* WHAT YOU NEED TO DO
The records below must be copied in full; omit the images.

* RECORDS FOR THE EXERCISE
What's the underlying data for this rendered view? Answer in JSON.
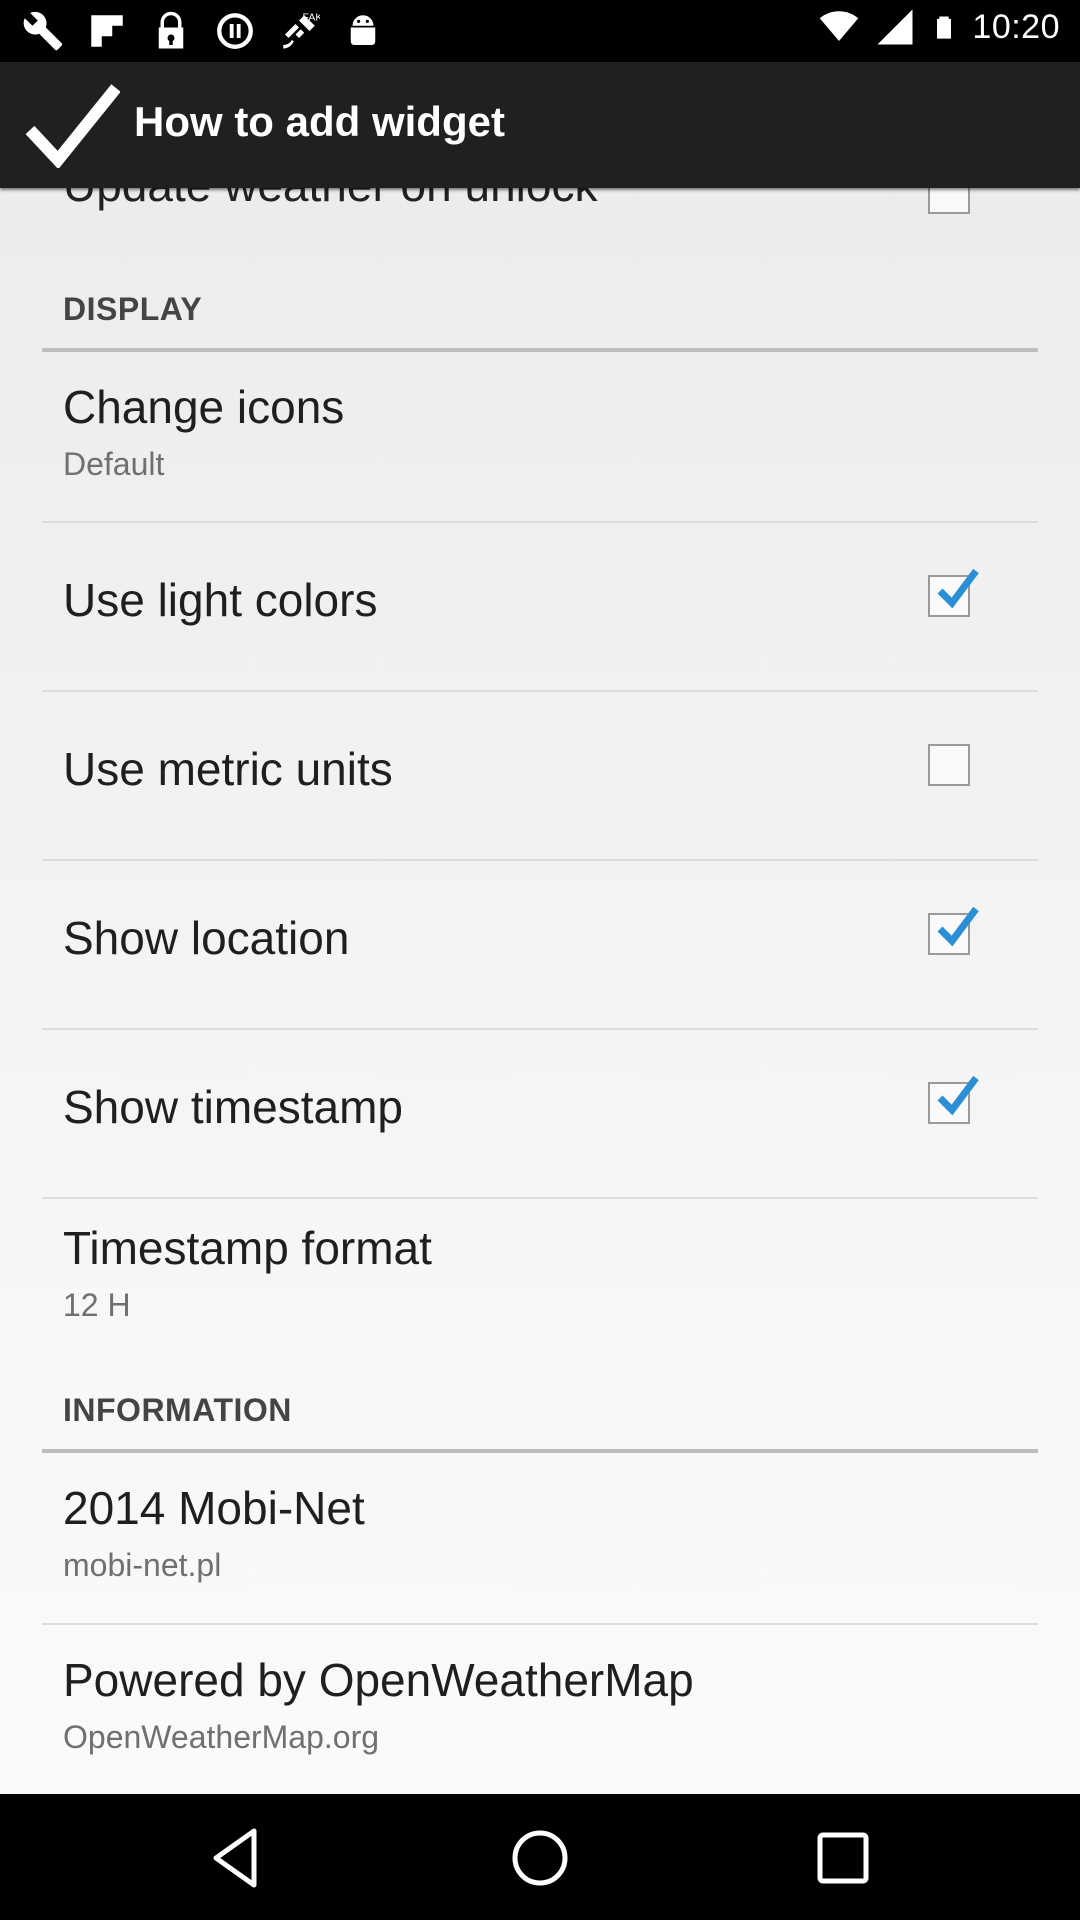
{
  "status_bar": {
    "time": "10:20",
    "icons": [
      "wrench-icon",
      "flipboard-icon",
      "lock-icon",
      "media-icon",
      "fake-gps-icon",
      "android-icon",
      "wifi-icon",
      "signal-icon",
      "battery-icon"
    ]
  },
  "app_bar": {
    "title": "How to add widget",
    "icon": "check-icon"
  },
  "partial_row": {
    "title": "Update weather on unlock",
    "checked": false
  },
  "sections": {
    "display": "DISPLAY",
    "information": "INFORMATION"
  },
  "rows": {
    "change_icons": {
      "title": "Change icons",
      "summary": "Default"
    },
    "use_light_colors": {
      "title": "Use light colors",
      "checked": true
    },
    "use_metric_units": {
      "title": "Use metric units",
      "checked": false
    },
    "show_location": {
      "title": "Show location",
      "checked": true
    },
    "show_timestamp": {
      "title": "Show timestamp",
      "checked": true
    },
    "timestamp_format": {
      "title": "Timestamp format",
      "summary": "12 H"
    },
    "mobi_net": {
      "title": "2014 Mobi-Net",
      "summary": "mobi-net.pl"
    },
    "powered_by": {
      "title": "Powered by OpenWeatherMap",
      "summary": "OpenWeatherMap.org"
    }
  },
  "nav_bar": {
    "icons": [
      "back-icon",
      "home-icon",
      "recents-icon"
    ]
  },
  "colors": {
    "check_accent": "#2a8fd4",
    "app_bar": "#202020",
    "background": "#f5f5f5"
  }
}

* THE OUTPUT
What's the underlying data for this rendered view? Answer in JSON.
{
  "status_bar": {
    "time": "10:20",
    "icons": [
      "wrench-icon",
      "flipboard-icon",
      "lock-icon",
      "media-icon",
      "fake-gps-icon",
      "android-icon",
      "wifi-icon",
      "signal-icon",
      "battery-icon"
    ]
  },
  "app_bar": {
    "title": "How to add widget",
    "icon": "check-icon"
  },
  "partial_row": {
    "title": "Update weather on unlock",
    "checked": false
  },
  "sections": {
    "display": "DISPLAY",
    "information": "INFORMATION"
  },
  "rows": {
    "change_icons": {
      "title": "Change icons",
      "summary": "Default"
    },
    "use_light_colors": {
      "title": "Use light colors",
      "checked": true
    },
    "use_metric_units": {
      "title": "Use metric units",
      "checked": false
    },
    "show_location": {
      "title": "Show location",
      "checked": true
    },
    "show_timestamp": {
      "title": "Show timestamp",
      "checked": true
    },
    "timestamp_format": {
      "title": "Timestamp format",
      "summary": "12 H"
    },
    "mobi_net": {
      "title": "2014 Mobi-Net",
      "summary": "mobi-net.pl"
    },
    "powered_by": {
      "title": "Powered by OpenWeatherMap",
      "summary": "OpenWeatherMap.org"
    }
  },
  "nav_bar": {
    "icons": [
      "back-icon",
      "home-icon",
      "recents-icon"
    ]
  },
  "colors": {
    "check_accent": "#2a8fd4",
    "app_bar": "#202020",
    "background": "#f5f5f5"
  }
}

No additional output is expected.